— Start Provided records —

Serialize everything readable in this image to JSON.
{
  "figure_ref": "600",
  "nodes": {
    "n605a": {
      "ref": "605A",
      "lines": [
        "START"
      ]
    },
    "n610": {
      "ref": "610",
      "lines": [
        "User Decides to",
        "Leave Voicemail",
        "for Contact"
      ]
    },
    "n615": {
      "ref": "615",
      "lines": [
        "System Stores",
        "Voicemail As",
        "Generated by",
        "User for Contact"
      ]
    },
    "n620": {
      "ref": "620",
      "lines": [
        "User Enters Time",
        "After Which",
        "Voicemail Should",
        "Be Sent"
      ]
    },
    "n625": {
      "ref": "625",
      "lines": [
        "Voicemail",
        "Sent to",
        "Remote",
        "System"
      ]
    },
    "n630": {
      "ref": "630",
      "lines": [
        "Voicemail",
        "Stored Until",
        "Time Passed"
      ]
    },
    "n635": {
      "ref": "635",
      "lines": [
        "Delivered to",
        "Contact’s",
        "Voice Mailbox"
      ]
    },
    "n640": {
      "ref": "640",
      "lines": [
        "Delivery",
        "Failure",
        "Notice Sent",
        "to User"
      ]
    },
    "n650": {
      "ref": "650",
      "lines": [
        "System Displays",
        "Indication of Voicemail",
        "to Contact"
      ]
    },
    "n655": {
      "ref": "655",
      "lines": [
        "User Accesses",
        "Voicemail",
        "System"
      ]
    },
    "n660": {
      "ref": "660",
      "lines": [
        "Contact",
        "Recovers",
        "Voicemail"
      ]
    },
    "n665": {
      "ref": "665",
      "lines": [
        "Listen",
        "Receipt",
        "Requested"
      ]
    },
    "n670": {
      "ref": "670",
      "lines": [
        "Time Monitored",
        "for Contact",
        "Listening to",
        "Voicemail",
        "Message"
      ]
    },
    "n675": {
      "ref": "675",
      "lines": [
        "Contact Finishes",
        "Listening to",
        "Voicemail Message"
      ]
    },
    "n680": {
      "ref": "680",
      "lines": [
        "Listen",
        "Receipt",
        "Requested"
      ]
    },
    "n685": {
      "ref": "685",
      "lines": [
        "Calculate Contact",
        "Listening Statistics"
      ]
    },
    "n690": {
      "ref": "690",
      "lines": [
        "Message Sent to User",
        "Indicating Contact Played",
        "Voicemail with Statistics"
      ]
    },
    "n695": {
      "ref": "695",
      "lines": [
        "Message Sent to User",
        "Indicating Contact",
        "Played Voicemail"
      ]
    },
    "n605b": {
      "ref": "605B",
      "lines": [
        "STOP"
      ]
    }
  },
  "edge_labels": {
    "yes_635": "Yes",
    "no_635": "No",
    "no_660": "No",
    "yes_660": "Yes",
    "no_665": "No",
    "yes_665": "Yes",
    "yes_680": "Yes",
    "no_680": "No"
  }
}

— End Provided records —

• _Exercise description_:
Output the listing above without altering a single character.

• _Expected answer_:
Serialize everything readable in this image to JSON.
{
  "figure_ref": "600",
  "nodes": {
    "n605a": {
      "ref": "605A",
      "lines": [
        "START"
      ]
    },
    "n610": {
      "ref": "610",
      "lines": [
        "User Decides to",
        "Leave Voicemail",
        "for Contact"
      ]
    },
    "n615": {
      "ref": "615",
      "lines": [
        "System Stores",
        "Voicemail As",
        "Generated by",
        "User for Contact"
      ]
    },
    "n620": {
      "ref": "620",
      "lines": [
        "User Enters Time",
        "After Which",
        "Voicemail Should",
        "Be Sent"
      ]
    },
    "n625": {
      "ref": "625",
      "lines": [
        "Voicemail",
        "Sent to",
        "Remote",
        "System"
      ]
    },
    "n630": {
      "ref": "630",
      "lines": [
        "Voicemail",
        "Stored Until",
        "Time Passed"
      ]
    },
    "n635": {
      "ref": "635",
      "lines": [
        "Delivered to",
        "Contact’s",
        "Voice Mailbox"
      ]
    },
    "n640": {
      "ref": "640",
      "lines": [
        "Delivery",
        "Failure",
        "Notice Sent",
        "to User"
      ]
    },
    "n650": {
      "ref": "650",
      "lines": [
        "System Displays",
        "Indication of Voicemail",
        "to Contact"
      ]
    },
    "n655": {
      "ref": "655",
      "lines": [
        "User Accesses",
        "Voicemail",
        "System"
      ]
    },
    "n660": {
      "ref": "660",
      "lines": [
        "Contact",
        "Recovers",
        "Voicemail"
      ]
    },
    "n665": {
      "ref": "665",
      "lines": [
        "Listen",
        "Receipt",
        "Requested"
      ]
    },
    "n670": {
      "ref": "670",
      "lines": [
        "Time Monitored",
        "for Contact",
        "Listening to",
        "Voicemail",
        "Message"
      ]
    },
    "n675": {
      "ref": "675",
      "lines": [
        "Contact Finishes",
        "Listening to",
        "Voicemail Message"
      ]
    },
    "n680": {
      "ref": "680",
      "lines": [
        "Listen",
        "Receipt",
        "Requested"
      ]
    },
    "n685": {
      "ref": "685",
      "lines": [
        "Calculate Contact",
        "Listening Statistics"
      ]
    },
    "n690": {
      "ref": "690",
      "lines": [
        "Message Sent to User",
        "Indicating Contact Played",
        "Voicemail with Statistics"
      ]
    },
    "n695": {
      "ref": "695",
      "lines": [
        "Message Sent to User",
        "Indicating Contact",
        "Played Voicemail"
      ]
    },
    "n605b": {
      "ref": "605B",
      "lines": [
        "STOP"
      ]
    }
  },
  "edge_labels": {
    "yes_635": "Yes",
    "no_635": "No",
    "no_660": "No",
    "yes_660": "Yes",
    "no_665": "No",
    "yes_665": "Yes",
    "yes_680": "Yes",
    "no_680": "No"
  }
}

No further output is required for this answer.